Job: Reproduce each line of the listing exactly.
▬▬▬
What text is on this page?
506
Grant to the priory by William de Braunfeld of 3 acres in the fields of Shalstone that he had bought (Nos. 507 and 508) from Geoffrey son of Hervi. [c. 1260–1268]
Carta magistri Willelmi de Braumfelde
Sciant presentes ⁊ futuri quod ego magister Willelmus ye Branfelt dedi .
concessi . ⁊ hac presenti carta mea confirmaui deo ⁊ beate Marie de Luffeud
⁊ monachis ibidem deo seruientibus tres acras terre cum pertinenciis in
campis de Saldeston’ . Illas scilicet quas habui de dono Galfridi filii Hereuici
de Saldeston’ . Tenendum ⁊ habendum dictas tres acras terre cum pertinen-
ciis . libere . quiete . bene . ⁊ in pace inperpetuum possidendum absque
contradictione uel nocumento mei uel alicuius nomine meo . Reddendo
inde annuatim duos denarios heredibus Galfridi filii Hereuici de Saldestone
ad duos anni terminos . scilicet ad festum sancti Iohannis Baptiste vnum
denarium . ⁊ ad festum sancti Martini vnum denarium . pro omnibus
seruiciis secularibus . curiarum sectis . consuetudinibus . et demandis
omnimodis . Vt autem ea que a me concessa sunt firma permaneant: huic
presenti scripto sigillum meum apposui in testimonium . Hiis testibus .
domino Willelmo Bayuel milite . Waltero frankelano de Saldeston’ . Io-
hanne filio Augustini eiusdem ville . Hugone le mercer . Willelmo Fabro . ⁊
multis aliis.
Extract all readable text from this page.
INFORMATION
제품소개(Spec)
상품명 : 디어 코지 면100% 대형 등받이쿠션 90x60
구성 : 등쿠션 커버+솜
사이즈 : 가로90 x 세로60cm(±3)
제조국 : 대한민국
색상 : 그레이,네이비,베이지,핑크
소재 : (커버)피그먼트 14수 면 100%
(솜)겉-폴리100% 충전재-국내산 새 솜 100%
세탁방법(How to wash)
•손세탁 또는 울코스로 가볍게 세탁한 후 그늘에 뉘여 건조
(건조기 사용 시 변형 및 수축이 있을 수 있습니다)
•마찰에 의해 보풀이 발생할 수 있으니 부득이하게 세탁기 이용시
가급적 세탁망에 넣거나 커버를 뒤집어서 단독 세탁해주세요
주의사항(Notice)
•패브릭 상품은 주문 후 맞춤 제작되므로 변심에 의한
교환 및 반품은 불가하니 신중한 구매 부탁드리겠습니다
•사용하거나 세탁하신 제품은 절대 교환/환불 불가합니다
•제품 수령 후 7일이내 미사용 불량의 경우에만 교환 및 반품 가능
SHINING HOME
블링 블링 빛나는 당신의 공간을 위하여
▬▬▬
Result:
What text is on this page?
506
Grant to the priory by William de Braunfeld of 3 acres in the fields of Shalstone that he had bought (Nos. 507 and 508) from Geoffrey son of Hervi. [c. 1260–1268]
Carta magistri Willelmi de Braumfelde
Sciant presentes ⁊ futuri quod ego magister Willelmus ye Branfelt dedi .
concessi . ⁊ hac presenti carta mea confirmaui deo ⁊ beate Marie de Luffeud
⁊ monachis ibidem deo seruientibus tres acras terre cum pertinenciis in
campis de Saldeston’ . Illas scilicet quas habui de dono Galfridi filii Hereuici
de Saldeston’ . Tenendum ⁊ habendum dictas tres acras terre cum pertinen-
ciis . libere . quiete . bene . ⁊ in pace inperpetuum possidendum absque
contradictione uel nocumento mei uel alicuius nomine meo . Reddendo
inde annuatim duos denarios heredibus Galfridi filii Hereuici de Saldestone
ad duos anni terminos . scilicet ad festum sancti Iohannis Baptiste vnum
denarium . ⁊ ad festum sancti Martini vnum denarium . pro omnibus
seruiciis secularibus . curiarum sectis . consuetudinibus . et demandis
omnimodis . Vt autem ea que a me concessa sunt firma permaneant: huic
presenti scripto sigillum meum apposui in testimonium . Hiis testibus .
domino Willelmo Bayuel milite . Waltero frankelano de Saldeston’ . Io-
hanne filio Augustini eiusdem ville . Hugone le mercer . Willelmo Fabro . ⁊
multis aliis.
Extract all readable text from this page.
INFORMATION
제품소개(Spec)
상품명 : 디어 코지 면100% 대형 등받이쿠션 90x60
구성 : 등쿠션 커버+솜
사이즈 : 가로90 x 세로60cm(±3)
제조국 : 대한민국
색상 : 그레이,네이비,베이지,핑크
소재 : (커버)피그먼트 14수 면 100%
(솜)겉-폴리100% 충전재-국내산 새 솜 100%
세탁방법(How to wash)
•손세탁 또는 울코스로 가볍게 세탁한 후 그늘에 뉘여 건조
(건조기 사용 시 변형 및 수축이 있을 수 있습니다)
•마찰에 의해 보풀이 발생할 수 있으니 부득이하게 세탁기 이용시
가급적 세탁망에 넣거나 커버를 뒤집어서 단독 세탁해주세요
주의사항(Notice)
•패브릭 상품은 주문 후 맞춤 제작되므로 변심에 의한
교환 및 반품은 불가하니 신중한 구매 부탁드리겠습니다
•사용하거나 세탁하신 제품은 절대 교환/환불 불가합니다
•제품 수령 후 7일이내 미사용 불량의 경우에만 교환 및 반품 가능
SHINING HOME
블링 블링 빛나는 당신의 공간을 위하여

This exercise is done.